_TASK STATEMENT_: Check each line of the data for "label" and select those that have it.

_INPUT ROWS_:
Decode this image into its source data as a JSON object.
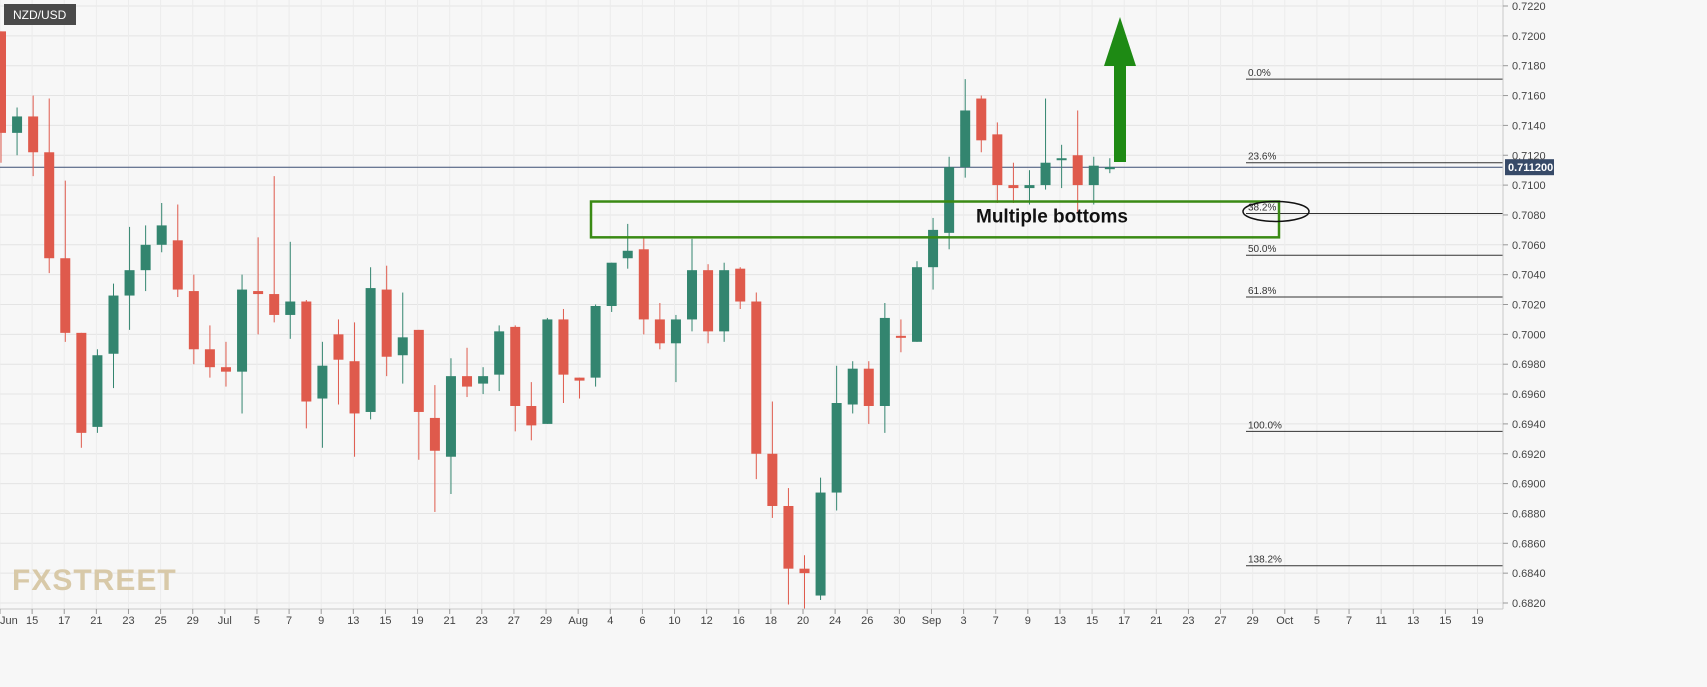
{
  "chart_data": {
    "type": "candlestick",
    "title": "NZD/USD",
    "watermark": "FXSTREET",
    "ylim": [
      0.681,
      0.7225
    ],
    "y_ticks": [
      "0.7220",
      "0.7200",
      "0.7180",
      "0.7160",
      "0.7140",
      "0.7120",
      "0.7100",
      "0.7080",
      "0.7060",
      "0.7040",
      "0.7020",
      "0.7000",
      "0.6980",
      "0.6960",
      "0.6940",
      "0.6920",
      "0.6900",
      "0.6880",
      "0.6860",
      "0.6840",
      "0.6820"
    ],
    "x_ticks": [
      "Jun",
      "15",
      "17",
      "21",
      "23",
      "25",
      "29",
      "Jul",
      "5",
      "7",
      "9",
      "13",
      "15",
      "19",
      "21",
      "23",
      "27",
      "29",
      "Aug",
      "4",
      "6",
      "10",
      "12",
      "16",
      "18",
      "20",
      "24",
      "26",
      "30",
      "Sep",
      "3",
      "7",
      "9",
      "13",
      "15",
      "17",
      "21",
      "23",
      "27",
      "29",
      "Oct",
      "5",
      "7",
      "11",
      "13",
      "15",
      "19"
    ],
    "current_price": "0.711200",
    "current_price_value": 0.7112,
    "candles": [
      {
        "o": 0.7203,
        "h": 0.7203,
        "l": 0.7115,
        "c": 0.7135
      },
      {
        "o": 0.7135,
        "h": 0.7152,
        "l": 0.712,
        "c": 0.7146
      },
      {
        "o": 0.7146,
        "h": 0.716,
        "l": 0.7106,
        "c": 0.7122
      },
      {
        "o": 0.7122,
        "h": 0.7158,
        "l": 0.7041,
        "c": 0.7051
      },
      {
        "o": 0.7051,
        "h": 0.7103,
        "l": 0.6995,
        "c": 0.7001
      },
      {
        "o": 0.7001,
        "h": 0.7001,
        "l": 0.6924,
        "c": 0.6934
      },
      {
        "o": 0.6938,
        "h": 0.699,
        "l": 0.6934,
        "c": 0.6986
      },
      {
        "o": 0.6987,
        "h": 0.7034,
        "l": 0.6964,
        "c": 0.7026
      },
      {
        "o": 0.7026,
        "h": 0.7072,
        "l": 0.7003,
        "c": 0.7043
      },
      {
        "o": 0.7043,
        "h": 0.7073,
        "l": 0.7029,
        "c": 0.706
      },
      {
        "o": 0.706,
        "h": 0.7088,
        "l": 0.7055,
        "c": 0.7073
      },
      {
        "o": 0.7063,
        "h": 0.7087,
        "l": 0.7025,
        "c": 0.703
      },
      {
        "o": 0.7029,
        "h": 0.704,
        "l": 0.698,
        "c": 0.699
      },
      {
        "o": 0.699,
        "h": 0.7006,
        "l": 0.6971,
        "c": 0.6978
      },
      {
        "o": 0.6978,
        "h": 0.6995,
        "l": 0.6965,
        "c": 0.6975
      },
      {
        "o": 0.6975,
        "h": 0.704,
        "l": 0.6947,
        "c": 0.703
      },
      {
        "o": 0.7029,
        "h": 0.7065,
        "l": 0.7,
        "c": 0.7027
      },
      {
        "o": 0.7027,
        "h": 0.7106,
        "l": 0.7008,
        "c": 0.7013
      },
      {
        "o": 0.7013,
        "h": 0.7062,
        "l": 0.6997,
        "c": 0.7022
      },
      {
        "o": 0.7022,
        "h": 0.7023,
        "l": 0.6937,
        "c": 0.6955
      },
      {
        "o": 0.6957,
        "h": 0.6995,
        "l": 0.6924,
        "c": 0.6979
      },
      {
        "o": 0.7,
        "h": 0.701,
        "l": 0.6953,
        "c": 0.6983
      },
      {
        "o": 0.6982,
        "h": 0.7008,
        "l": 0.6918,
        "c": 0.6947
      },
      {
        "o": 0.6948,
        "h": 0.7045,
        "l": 0.6943,
        "c": 0.7031
      },
      {
        "o": 0.703,
        "h": 0.7046,
        "l": 0.6972,
        "c": 0.6985
      },
      {
        "o": 0.6986,
        "h": 0.7028,
        "l": 0.6967,
        "c": 0.6998
      },
      {
        "o": 0.7003,
        "h": 0.7003,
        "l": 0.6916,
        "c": 0.6948
      },
      {
        "o": 0.6944,
        "h": 0.6966,
        "l": 0.6881,
        "c": 0.6922
      },
      {
        "o": 0.6918,
        "h": 0.6984,
        "l": 0.6893,
        "c": 0.6972
      },
      {
        "o": 0.6972,
        "h": 0.6991,
        "l": 0.6958,
        "c": 0.6965
      },
      {
        "o": 0.6967,
        "h": 0.6978,
        "l": 0.696,
        "c": 0.6972
      },
      {
        "o": 0.6973,
        "h": 0.7006,
        "l": 0.6962,
        "c": 0.7002
      },
      {
        "o": 0.7005,
        "h": 0.7006,
        "l": 0.6935,
        "c": 0.6952
      },
      {
        "o": 0.6952,
        "h": 0.6968,
        "l": 0.6929,
        "c": 0.6939
      },
      {
        "o": 0.694,
        "h": 0.7011,
        "l": 0.694,
        "c": 0.701
      },
      {
        "o": 0.701,
        "h": 0.7017,
        "l": 0.6954,
        "c": 0.6973
      },
      {
        "o": 0.6971,
        "h": 0.6971,
        "l": 0.6957,
        "c": 0.6969
      },
      {
        "o": 0.6971,
        "h": 0.702,
        "l": 0.6965,
        "c": 0.7019
      },
      {
        "o": 0.7019,
        "h": 0.7048,
        "l": 0.7015,
        "c": 0.7048
      },
      {
        "o": 0.7051,
        "h": 0.7074,
        "l": 0.7044,
        "c": 0.7056
      },
      {
        "o": 0.7057,
        "h": 0.7065,
        "l": 0.7,
        "c": 0.701
      },
      {
        "o": 0.701,
        "h": 0.7021,
        "l": 0.699,
        "c": 0.6994
      },
      {
        "o": 0.6994,
        "h": 0.7013,
        "l": 0.6968,
        "c": 0.701
      },
      {
        "o": 0.701,
        "h": 0.7064,
        "l": 0.7002,
        "c": 0.7043
      },
      {
        "o": 0.7043,
        "h": 0.7047,
        "l": 0.6994,
        "c": 0.7002
      },
      {
        "o": 0.7002,
        "h": 0.7048,
        "l": 0.6995,
        "c": 0.7043
      },
      {
        "o": 0.7044,
        "h": 0.7045,
        "l": 0.7017,
        "c": 0.7022
      },
      {
        "o": 0.7022,
        "h": 0.7028,
        "l": 0.6903,
        "c": 0.692
      },
      {
        "o": 0.692,
        "h": 0.6955,
        "l": 0.6877,
        "c": 0.6885
      },
      {
        "o": 0.6885,
        "h": 0.6897,
        "l": 0.6819,
        "c": 0.6843
      },
      {
        "o": 0.6843,
        "h": 0.6852,
        "l": 0.6816,
        "c": 0.684
      },
      {
        "o": 0.6825,
        "h": 0.6904,
        "l": 0.6822,
        "c": 0.6894
      },
      {
        "o": 0.6894,
        "h": 0.6979,
        "l": 0.6882,
        "c": 0.6954
      },
      {
        "o": 0.6953,
        "h": 0.6982,
        "l": 0.6947,
        "c": 0.6977
      },
      {
        "o": 0.6977,
        "h": 0.6982,
        "l": 0.694,
        "c": 0.6952
      },
      {
        "o": 0.6952,
        "h": 0.7021,
        "l": 0.6934,
        "c": 0.7011
      },
      {
        "o": 0.6999,
        "h": 0.701,
        "l": 0.6988,
        "c": 0.6998
      },
      {
        "o": 0.6995,
        "h": 0.7049,
        "l": 0.6995,
        "c": 0.7045
      },
      {
        "o": 0.7045,
        "h": 0.7078,
        "l": 0.703,
        "c": 0.707
      },
      {
        "o": 0.7068,
        "h": 0.7119,
        "l": 0.7057,
        "c": 0.7112
      },
      {
        "o": 0.7112,
        "h": 0.7171,
        "l": 0.7105,
        "c": 0.715
      },
      {
        "o": 0.7158,
        "h": 0.716,
        "l": 0.7122,
        "c": 0.713
      },
      {
        "o": 0.7134,
        "h": 0.7142,
        "l": 0.7088,
        "c": 0.71
      },
      {
        "o": 0.71,
        "h": 0.7115,
        "l": 0.7088,
        "c": 0.7098
      },
      {
        "o": 0.7098,
        "h": 0.711,
        "l": 0.7087,
        "c": 0.71
      },
      {
        "o": 0.71,
        "h": 0.7158,
        "l": 0.7097,
        "c": 0.7115
      },
      {
        "o": 0.7118,
        "h": 0.7127,
        "l": 0.7098,
        "c": 0.7118
      },
      {
        "o": 0.712,
        "h": 0.715,
        "l": 0.7082,
        "c": 0.71
      },
      {
        "o": 0.71,
        "h": 0.7119,
        "l": 0.7087,
        "c": 0.7113
      },
      {
        "o": 0.7111,
        "h": 0.7118,
        "l": 0.7108,
        "c": 0.7112
      }
    ],
    "fib_levels": [
      {
        "label": "0.0%",
        "value": 0.7171
      },
      {
        "label": "23.6%",
        "value": 0.7115
      },
      {
        "label": "38.2%",
        "value": 0.7081
      },
      {
        "label": "50.0%",
        "value": 0.7053
      },
      {
        "label": "61.8%",
        "value": 0.7025
      },
      {
        "label": "100.0%",
        "value": 0.6935
      },
      {
        "label": "138.2%",
        "value": 0.6845
      }
    ],
    "zone": {
      "label": "Multiple bottoms",
      "top": 0.7089,
      "bottom": 0.7065
    },
    "arrow_direction": "up",
    "colors": {
      "up": "#33856f",
      "down": "#df5a4c",
      "zone": "#3a8a14",
      "arrow": "#1e8a14",
      "price_tag": "#374a68"
    }
  }
}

_FINAL RESULT_:
        "label": "0.0%",
        "label": "23.6%",
        "label": "38.2%",
        "label": "50.0%",
        "label": "61.8%",
        "label": "100.0%",
        "label": "138.2%",
      "label": "Multiple bottoms",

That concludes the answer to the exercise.